## Start
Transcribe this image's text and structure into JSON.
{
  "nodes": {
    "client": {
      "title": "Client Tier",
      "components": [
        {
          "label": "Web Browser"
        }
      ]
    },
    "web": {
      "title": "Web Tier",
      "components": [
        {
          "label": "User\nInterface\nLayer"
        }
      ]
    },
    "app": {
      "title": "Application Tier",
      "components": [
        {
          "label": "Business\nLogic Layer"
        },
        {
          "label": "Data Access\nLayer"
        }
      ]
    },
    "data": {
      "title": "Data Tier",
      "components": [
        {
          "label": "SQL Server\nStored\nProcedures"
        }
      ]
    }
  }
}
## End
* Task details *
The entries above should be repeated exactly, every one of them.

* Solved exercise *
Transcribe this image's text and structure into JSON.
{
  "nodes": {
    "client": {
      "title": "Client Tier",
      "components": [
        {
          "label": "Web Browser"
        }
      ]
    },
    "web": {
      "title": "Web Tier",
      "components": [
        {
          "label": "User\nInterface\nLayer"
        }
      ]
    },
    "app": {
      "title": "Application Tier",
      "components": [
        {
          "label": "Business\nLogic Layer"
        },
        {
          "label": "Data Access\nLayer"
        }
      ]
    },
    "data": {
      "title": "Data Tier",
      "components": [
        {
          "label": "SQL Server\nStored\nProcedures"
        }
      ]
    }
  }
}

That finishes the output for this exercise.